[A run of records]
- - - - -

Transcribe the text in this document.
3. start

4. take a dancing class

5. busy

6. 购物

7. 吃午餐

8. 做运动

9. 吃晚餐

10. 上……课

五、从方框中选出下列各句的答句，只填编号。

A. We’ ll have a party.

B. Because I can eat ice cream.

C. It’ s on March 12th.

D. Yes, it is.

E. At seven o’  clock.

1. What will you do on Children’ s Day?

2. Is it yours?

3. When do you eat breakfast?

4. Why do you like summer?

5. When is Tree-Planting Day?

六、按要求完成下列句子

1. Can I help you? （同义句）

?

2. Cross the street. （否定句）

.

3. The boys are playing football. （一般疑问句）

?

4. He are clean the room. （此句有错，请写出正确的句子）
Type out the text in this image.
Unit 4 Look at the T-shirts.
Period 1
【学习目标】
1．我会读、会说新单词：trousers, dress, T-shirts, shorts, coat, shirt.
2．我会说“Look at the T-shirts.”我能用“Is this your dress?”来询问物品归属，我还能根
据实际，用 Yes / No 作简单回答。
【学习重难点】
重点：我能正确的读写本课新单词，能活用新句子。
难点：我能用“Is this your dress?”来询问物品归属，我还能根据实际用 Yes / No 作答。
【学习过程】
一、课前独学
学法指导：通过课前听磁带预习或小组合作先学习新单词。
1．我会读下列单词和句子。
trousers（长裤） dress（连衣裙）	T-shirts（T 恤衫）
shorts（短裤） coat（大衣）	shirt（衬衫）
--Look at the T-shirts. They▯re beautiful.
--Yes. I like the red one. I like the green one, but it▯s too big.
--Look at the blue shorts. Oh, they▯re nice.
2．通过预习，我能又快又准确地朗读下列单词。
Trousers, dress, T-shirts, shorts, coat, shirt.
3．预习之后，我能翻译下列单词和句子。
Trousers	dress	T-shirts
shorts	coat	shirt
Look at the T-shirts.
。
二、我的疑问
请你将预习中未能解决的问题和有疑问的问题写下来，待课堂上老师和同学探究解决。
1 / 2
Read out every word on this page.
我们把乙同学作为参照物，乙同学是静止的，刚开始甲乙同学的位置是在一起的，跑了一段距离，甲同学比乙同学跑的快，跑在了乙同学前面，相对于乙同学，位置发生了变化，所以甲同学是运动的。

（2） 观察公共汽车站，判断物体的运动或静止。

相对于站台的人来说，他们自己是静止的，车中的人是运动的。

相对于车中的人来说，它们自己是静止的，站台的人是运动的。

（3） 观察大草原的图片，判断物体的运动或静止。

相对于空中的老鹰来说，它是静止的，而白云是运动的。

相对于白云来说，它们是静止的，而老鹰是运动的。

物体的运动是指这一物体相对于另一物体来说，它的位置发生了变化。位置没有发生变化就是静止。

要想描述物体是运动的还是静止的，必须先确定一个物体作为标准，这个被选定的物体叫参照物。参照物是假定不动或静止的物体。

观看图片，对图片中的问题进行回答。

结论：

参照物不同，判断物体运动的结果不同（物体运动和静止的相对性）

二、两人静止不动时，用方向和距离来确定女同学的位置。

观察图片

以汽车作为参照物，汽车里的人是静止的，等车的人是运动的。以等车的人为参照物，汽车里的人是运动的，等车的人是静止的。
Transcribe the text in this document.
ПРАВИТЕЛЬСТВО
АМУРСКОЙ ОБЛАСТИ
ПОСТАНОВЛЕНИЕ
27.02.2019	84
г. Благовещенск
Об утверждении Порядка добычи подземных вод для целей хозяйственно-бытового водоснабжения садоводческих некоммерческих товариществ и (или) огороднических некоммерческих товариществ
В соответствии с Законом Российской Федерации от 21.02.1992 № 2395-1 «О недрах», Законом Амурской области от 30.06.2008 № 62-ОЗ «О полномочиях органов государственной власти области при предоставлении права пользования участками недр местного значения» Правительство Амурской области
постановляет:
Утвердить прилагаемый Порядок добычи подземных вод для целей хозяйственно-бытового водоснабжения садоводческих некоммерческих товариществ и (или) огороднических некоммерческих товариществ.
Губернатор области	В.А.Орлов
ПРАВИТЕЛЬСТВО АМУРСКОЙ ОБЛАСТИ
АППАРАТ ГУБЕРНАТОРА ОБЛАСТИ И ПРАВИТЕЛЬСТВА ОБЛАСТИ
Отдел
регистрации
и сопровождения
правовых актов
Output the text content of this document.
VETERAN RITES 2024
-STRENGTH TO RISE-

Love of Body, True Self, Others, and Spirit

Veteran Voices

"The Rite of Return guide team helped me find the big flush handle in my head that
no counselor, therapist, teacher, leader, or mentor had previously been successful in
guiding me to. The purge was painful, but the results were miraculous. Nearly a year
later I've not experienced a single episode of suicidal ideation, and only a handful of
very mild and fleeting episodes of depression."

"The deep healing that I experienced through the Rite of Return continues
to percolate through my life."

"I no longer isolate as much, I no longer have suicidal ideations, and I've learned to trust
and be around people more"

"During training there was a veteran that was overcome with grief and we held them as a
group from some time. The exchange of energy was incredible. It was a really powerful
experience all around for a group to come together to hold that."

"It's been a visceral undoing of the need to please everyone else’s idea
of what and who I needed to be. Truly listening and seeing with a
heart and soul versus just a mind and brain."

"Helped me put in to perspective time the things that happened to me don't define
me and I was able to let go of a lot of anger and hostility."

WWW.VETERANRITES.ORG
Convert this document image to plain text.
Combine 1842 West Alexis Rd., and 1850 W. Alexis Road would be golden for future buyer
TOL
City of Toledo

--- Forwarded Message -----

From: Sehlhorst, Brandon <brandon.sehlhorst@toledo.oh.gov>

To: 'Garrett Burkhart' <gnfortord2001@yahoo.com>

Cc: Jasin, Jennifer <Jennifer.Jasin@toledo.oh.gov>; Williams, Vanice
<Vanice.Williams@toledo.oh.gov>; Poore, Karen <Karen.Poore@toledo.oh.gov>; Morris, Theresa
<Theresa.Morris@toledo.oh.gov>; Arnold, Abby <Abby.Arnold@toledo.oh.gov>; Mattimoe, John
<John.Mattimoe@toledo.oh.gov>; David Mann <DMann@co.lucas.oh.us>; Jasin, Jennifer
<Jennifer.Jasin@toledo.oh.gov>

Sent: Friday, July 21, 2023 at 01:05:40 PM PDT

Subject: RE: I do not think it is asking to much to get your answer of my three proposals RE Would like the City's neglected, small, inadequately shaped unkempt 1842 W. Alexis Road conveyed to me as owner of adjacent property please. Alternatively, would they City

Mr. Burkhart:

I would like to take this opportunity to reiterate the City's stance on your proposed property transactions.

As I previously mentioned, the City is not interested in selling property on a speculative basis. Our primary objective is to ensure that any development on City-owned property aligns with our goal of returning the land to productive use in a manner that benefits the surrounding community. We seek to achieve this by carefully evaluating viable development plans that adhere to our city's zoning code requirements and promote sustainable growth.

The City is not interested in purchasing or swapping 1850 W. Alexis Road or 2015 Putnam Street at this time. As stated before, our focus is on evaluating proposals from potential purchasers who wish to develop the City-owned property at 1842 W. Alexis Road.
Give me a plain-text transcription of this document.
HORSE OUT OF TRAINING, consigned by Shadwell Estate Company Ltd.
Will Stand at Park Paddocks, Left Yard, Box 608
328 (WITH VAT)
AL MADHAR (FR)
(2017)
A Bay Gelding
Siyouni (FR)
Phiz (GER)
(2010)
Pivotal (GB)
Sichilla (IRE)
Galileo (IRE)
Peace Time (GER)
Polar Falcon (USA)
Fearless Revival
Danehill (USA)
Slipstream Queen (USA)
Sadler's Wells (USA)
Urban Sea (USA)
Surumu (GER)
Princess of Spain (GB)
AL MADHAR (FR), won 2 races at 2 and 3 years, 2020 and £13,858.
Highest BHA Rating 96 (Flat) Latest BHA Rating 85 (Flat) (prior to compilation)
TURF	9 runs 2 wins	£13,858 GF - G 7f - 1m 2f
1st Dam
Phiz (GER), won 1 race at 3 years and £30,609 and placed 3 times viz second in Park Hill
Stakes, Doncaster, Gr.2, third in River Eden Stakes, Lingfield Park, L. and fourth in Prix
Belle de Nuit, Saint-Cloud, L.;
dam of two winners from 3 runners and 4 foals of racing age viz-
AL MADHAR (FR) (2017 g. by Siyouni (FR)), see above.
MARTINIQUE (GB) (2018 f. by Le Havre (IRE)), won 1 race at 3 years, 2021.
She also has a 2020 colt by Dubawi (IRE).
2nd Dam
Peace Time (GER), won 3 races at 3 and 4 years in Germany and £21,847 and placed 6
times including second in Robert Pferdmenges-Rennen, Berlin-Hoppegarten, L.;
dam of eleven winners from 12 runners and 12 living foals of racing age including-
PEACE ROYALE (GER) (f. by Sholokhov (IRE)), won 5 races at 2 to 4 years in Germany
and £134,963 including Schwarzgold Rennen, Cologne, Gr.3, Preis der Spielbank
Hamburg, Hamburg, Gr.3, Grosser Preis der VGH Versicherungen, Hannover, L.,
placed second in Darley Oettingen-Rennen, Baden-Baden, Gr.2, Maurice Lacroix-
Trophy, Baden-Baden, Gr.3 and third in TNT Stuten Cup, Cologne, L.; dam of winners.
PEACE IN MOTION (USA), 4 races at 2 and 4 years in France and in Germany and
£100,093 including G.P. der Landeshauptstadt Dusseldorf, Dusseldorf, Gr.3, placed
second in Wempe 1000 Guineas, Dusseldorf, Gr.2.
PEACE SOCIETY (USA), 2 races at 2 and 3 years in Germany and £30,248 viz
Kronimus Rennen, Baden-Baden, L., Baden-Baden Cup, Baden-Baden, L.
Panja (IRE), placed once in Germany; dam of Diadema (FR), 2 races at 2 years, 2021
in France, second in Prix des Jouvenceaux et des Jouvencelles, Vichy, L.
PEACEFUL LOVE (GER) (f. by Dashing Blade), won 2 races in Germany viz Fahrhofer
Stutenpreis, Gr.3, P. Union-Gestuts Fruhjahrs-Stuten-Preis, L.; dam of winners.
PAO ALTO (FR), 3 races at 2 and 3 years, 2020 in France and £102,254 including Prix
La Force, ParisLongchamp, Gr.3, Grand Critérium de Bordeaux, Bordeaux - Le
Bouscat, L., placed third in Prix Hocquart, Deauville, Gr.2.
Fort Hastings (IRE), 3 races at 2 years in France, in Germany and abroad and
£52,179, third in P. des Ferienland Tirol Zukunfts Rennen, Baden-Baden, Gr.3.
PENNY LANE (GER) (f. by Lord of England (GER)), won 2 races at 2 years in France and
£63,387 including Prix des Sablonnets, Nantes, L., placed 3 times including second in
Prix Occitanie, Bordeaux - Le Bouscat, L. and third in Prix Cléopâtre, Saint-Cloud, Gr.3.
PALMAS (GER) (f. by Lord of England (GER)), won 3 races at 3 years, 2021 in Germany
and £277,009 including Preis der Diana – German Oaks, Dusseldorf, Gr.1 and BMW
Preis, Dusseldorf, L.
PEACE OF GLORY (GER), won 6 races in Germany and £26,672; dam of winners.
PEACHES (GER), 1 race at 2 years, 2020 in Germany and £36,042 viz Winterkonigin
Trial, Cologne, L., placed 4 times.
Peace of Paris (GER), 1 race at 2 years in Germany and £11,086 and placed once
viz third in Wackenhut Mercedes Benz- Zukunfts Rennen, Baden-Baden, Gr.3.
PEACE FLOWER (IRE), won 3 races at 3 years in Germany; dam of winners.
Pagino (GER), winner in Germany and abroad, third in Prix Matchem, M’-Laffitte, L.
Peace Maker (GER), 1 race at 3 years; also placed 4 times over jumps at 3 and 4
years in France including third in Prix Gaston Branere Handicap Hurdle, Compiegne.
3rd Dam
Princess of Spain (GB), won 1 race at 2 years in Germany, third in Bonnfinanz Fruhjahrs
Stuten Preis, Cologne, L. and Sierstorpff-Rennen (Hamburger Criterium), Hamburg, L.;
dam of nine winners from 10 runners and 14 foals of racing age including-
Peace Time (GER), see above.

- - - - -

# Exercise brief:
Each line containing "Theresa" counts once; state the total number of such lines and nothing else.

# Completed task:
2